:: Provided material

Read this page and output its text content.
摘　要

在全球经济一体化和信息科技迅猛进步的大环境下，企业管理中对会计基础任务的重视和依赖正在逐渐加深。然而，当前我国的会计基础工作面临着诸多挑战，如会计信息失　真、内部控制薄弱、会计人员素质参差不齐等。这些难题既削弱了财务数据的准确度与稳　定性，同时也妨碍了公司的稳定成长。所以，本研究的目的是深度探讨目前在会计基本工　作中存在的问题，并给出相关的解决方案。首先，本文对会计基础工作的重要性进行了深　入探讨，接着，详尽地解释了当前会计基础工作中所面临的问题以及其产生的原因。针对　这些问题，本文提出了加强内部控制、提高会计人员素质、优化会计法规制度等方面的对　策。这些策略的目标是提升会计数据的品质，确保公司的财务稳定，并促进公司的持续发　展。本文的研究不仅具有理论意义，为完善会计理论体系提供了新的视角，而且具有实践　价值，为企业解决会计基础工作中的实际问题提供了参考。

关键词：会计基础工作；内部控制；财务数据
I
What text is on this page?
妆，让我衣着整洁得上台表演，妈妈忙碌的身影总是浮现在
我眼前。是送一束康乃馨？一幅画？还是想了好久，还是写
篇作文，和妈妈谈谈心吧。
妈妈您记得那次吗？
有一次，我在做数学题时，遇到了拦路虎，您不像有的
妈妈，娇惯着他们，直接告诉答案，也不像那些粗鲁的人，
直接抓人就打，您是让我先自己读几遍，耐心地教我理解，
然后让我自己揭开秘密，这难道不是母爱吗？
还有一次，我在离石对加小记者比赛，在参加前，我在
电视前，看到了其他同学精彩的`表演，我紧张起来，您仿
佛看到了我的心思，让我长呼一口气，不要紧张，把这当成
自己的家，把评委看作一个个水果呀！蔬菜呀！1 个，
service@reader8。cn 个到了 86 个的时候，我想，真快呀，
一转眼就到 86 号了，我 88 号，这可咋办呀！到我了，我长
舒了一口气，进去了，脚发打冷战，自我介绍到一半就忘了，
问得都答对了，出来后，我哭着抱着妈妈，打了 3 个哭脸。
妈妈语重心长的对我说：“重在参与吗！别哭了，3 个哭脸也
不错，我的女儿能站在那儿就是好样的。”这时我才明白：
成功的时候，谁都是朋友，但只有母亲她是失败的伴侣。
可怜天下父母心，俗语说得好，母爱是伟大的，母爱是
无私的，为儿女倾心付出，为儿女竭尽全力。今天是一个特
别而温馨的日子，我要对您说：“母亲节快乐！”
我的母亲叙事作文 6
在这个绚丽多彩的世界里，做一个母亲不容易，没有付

::::

What to produce: Type the material above out again, exactly.

Answer:
Read this page and output its text content.
摘　要

在全球经济一体化和信息科技迅猛进步的大环境下，企业管理中对会计基础任务的重视和依赖正在逐渐加深。然而，当前我国的会计基础工作面临着诸多挑战，如会计信息失　真、内部控制薄弱、会计人员素质参差不齐等。这些难题既削弱了财务数据的准确度与稳　定性，同时也妨碍了公司的稳定成长。所以，本研究的目的是深度探讨目前在会计基本工　作中存在的问题，并给出相关的解决方案。首先，本文对会计基础工作的重要性进行了深　入探讨，接着，详尽地解释了当前会计基础工作中所面临的问题以及其产生的原因。针对　这些问题，本文提出了加强内部控制、提高会计人员素质、优化会计法规制度等方面的对　策。这些策略的目标是提升会计数据的品质，确保公司的财务稳定，并促进公司的持续发　展。本文的研究不仅具有理论意义，为完善会计理论体系提供了新的视角，而且具有实践　价值，为企业解决会计基础工作中的实际问题提供了参考。

关键词：会计基础工作；内部控制；财务数据
I
What text is on this page?
妆，让我衣着整洁得上台表演，妈妈忙碌的身影总是浮现在
我眼前。是送一束康乃馨？一幅画？还是想了好久，还是写
篇作文，和妈妈谈谈心吧。
妈妈您记得那次吗？
有一次，我在做数学题时，遇到了拦路虎，您不像有的
妈妈，娇惯着他们，直接告诉答案，也不像那些粗鲁的人，
直接抓人就打，您是让我先自己读几遍，耐心地教我理解，
然后让我自己揭开秘密，这难道不是母爱吗？
还有一次，我在离石对加小记者比赛，在参加前，我在
电视前，看到了其他同学精彩的`表演，我紧张起来，您仿
佛看到了我的心思，让我长呼一口气，不要紧张，把这当成
自己的家，把评委看作一个个水果呀！蔬菜呀！1 个，
service@reader8。cn 个到了 86 个的时候，我想，真快呀，
一转眼就到 86 号了，我 88 号，这可咋办呀！到我了，我长
舒了一口气，进去了，脚发打冷战，自我介绍到一半就忘了，
问得都答对了，出来后，我哭着抱着妈妈，打了 3 个哭脸。
妈妈语重心长的对我说：“重在参与吗！别哭了，3 个哭脸也
不错，我的女儿能站在那儿就是好样的。”这时我才明白：
成功的时候，谁都是朋友，但只有母亲她是失败的伴侣。
可怜天下父母心，俗语说得好，母爱是伟大的，母爱是
无私的，为儿女倾心付出，为儿女竭尽全力。今天是一个特
别而温馨的日子，我要对您说：“母亲节快乐！”
我的母亲叙事作文 6
在这个绚丽多彩的世界里，做一个母亲不容易，没有付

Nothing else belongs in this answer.